### INPUT DATA

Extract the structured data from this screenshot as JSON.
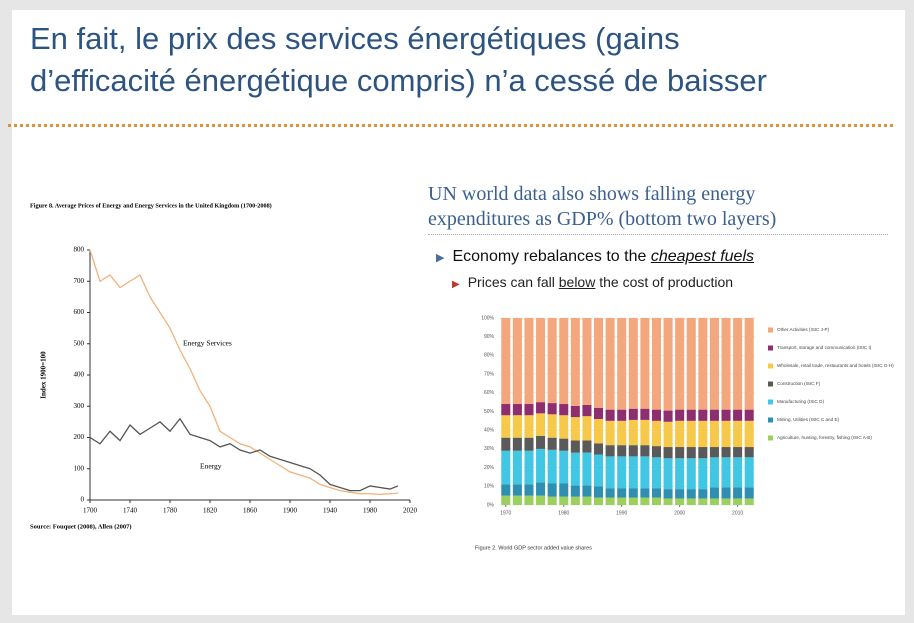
{
  "slide": {
    "title": [
      "En fait, le prix des services énergétiques (gains",
      "d’efficacité énergétique compris) n’a cessé de baisser"
    ],
    "heading": [
      "UN world data also shows falling energy",
      "expenditures as GDP% (bottom two layers)"
    ],
    "bullet": [
      "Economy rebalances to the ",
      "cheapest fuels"
    ],
    "subbullet": [
      "Prices can fall ",
      "below",
      " the cost of production"
    ]
  },
  "chart_data": [
    {
      "type": "line",
      "title": "Figure 8. Average Prices of Energy and Energy Services in the United Kingdom (1700-2008)",
      "ylabel": "Index 1900=100",
      "source": "Source: Fouquet (2008), Allen (2007)",
      "x": [
        1700,
        1710,
        1720,
        1730,
        1740,
        1750,
        1760,
        1770,
        1780,
        1790,
        1800,
        1810,
        1820,
        1830,
        1840,
        1850,
        1860,
        1870,
        1880,
        1890,
        1900,
        1910,
        1920,
        1930,
        1940,
        1950,
        1960,
        1970,
        1980,
        1990,
        2000,
        2008
      ],
      "series": [
        {
          "name": "Energy Services",
          "color": "#f0b27a",
          "values": [
            800,
            700,
            720,
            680,
            700,
            720,
            650,
            600,
            550,
            480,
            420,
            350,
            300,
            220,
            200,
            180,
            170,
            150,
            130,
            110,
            90,
            80,
            70,
            50,
            40,
            30,
            25,
            20,
            20,
            18,
            20,
            22
          ]
        },
        {
          "name": "Energy",
          "color": "#555555",
          "values": [
            200,
            180,
            220,
            190,
            240,
            210,
            230,
            250,
            220,
            260,
            210,
            200,
            190,
            170,
            180,
            160,
            150,
            160,
            140,
            130,
            120,
            110,
            100,
            80,
            50,
            40,
            30,
            30,
            45,
            40,
            35,
            45
          ]
        }
      ],
      "xlim": [
        1700,
        2020
      ],
      "xticks": [
        1700,
        1740,
        1780,
        1820,
        1860,
        1900,
        1940,
        1980,
        2020
      ],
      "ylim": [
        0,
        800
      ],
      "yticks": [
        0,
        100,
        200,
        300,
        400,
        500,
        600,
        700,
        800
      ]
    },
    {
      "type": "stacked-bar",
      "caption": "Figure 2. World GDP sector added value shares",
      "x": [
        1970,
        1972,
        1974,
        1976,
        1978,
        1980,
        1982,
        1984,
        1986,
        1988,
        1990,
        1992,
        1994,
        1996,
        1998,
        2000,
        2002,
        2004,
        2006,
        2008,
        2010,
        2012
      ],
      "series": [
        {
          "name": "Agriculture, hunting, forestry, fishing (ISIC A-B)",
          "color": "#9bcf5e",
          "values": [
            5,
            5,
            5,
            5,
            4.5,
            4.5,
            4.5,
            4.5,
            4,
            4,
            4,
            4,
            4,
            4,
            3.5,
            3.5,
            3.5,
            3.5,
            3.5,
            3.5,
            3.5,
            3.5
          ]
        },
        {
          "name": "Mining, Utilities (ISIC C and E)",
          "color": "#2f8fb0",
          "values": [
            6,
            6,
            6,
            7,
            7,
            7,
            6,
            6,
            6,
            5,
            5,
            5,
            5,
            5,
            5,
            5,
            5,
            5,
            6,
            6,
            6,
            6
          ]
        },
        {
          "name": "Manufacturing (ISIC D)",
          "color": "#41c6e3",
          "values": [
            18,
            18,
            18,
            18,
            18,
            17.5,
            17.5,
            17.5,
            17,
            17,
            17,
            17,
            17,
            16.5,
            16.5,
            16.5,
            16.5,
            16.5,
            16,
            16,
            16,
            16
          ]
        },
        {
          "name": "Construction (ISIC F)",
          "color": "#5a5a5a",
          "values": [
            7,
            7,
            7,
            7,
            6.5,
            6.5,
            6.5,
            6.5,
            6,
            6,
            6,
            6,
            6,
            6,
            6,
            6,
            6,
            6,
            5.5,
            5.5,
            5.5,
            5.5
          ]
        },
        {
          "name": "Wholesale, retail trade, restaurants and hotels (ISIC G-H)",
          "color": "#f6c94a",
          "values": [
            12,
            12,
            12,
            12,
            12.5,
            12.5,
            12.5,
            13,
            13,
            13,
            13,
            13.5,
            13.5,
            13.5,
            13.5,
            14,
            14,
            14,
            14,
            14,
            14,
            14
          ]
        },
        {
          "name": "Transport, storage and communication (ISIC I)",
          "color": "#8e2e6e",
          "values": [
            6,
            6,
            6,
            6,
            6,
            6,
            6,
            6,
            6,
            6,
            6,
            6,
            6,
            6,
            6,
            6,
            6,
            6,
            6,
            6,
            6,
            6
          ]
        },
        {
          "name": "Other Activities (ISIC J-P)",
          "color": "#f4a77c",
          "values": [
            46,
            46,
            46,
            45,
            45.5,
            46,
            47,
            46.5,
            48,
            49,
            49,
            48.5,
            48.5,
            49,
            49.5,
            49,
            49,
            49,
            49,
            49,
            49,
            49
          ]
        }
      ],
      "xlim": [
        1969,
        2013
      ],
      "xticks": [
        1970,
        1980,
        1990,
        2000,
        2010
      ],
      "ylim": [
        0,
        100
      ],
      "yticks": [
        {
          "value": 0,
          "label": "0%"
        },
        {
          "value": 10,
          "label": "10%"
        },
        {
          "value": 20,
          "label": "20%"
        },
        {
          "value": 30,
          "label": "30%"
        },
        {
          "value": 40,
          "label": "40%"
        },
        {
          "value": 50,
          "label": "50%"
        },
        {
          "value": 60,
          "label": "60%"
        },
        {
          "value": 70,
          "label": "70%"
        },
        {
          "value": 80,
          "label": "80%"
        },
        {
          "value": 90,
          "label": "90%"
        },
        {
          "value": 100,
          "label": "100%"
        }
      ]
    }
  ]
}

### TASK STATEMENT
Copy every line that includes the string "title" from the material above.

### ANSWER TO THE TASK
    "title": [
      "title": "Figure 8. Average Prices of Energy and Energy Services in the United Kingdom (1700-2008)",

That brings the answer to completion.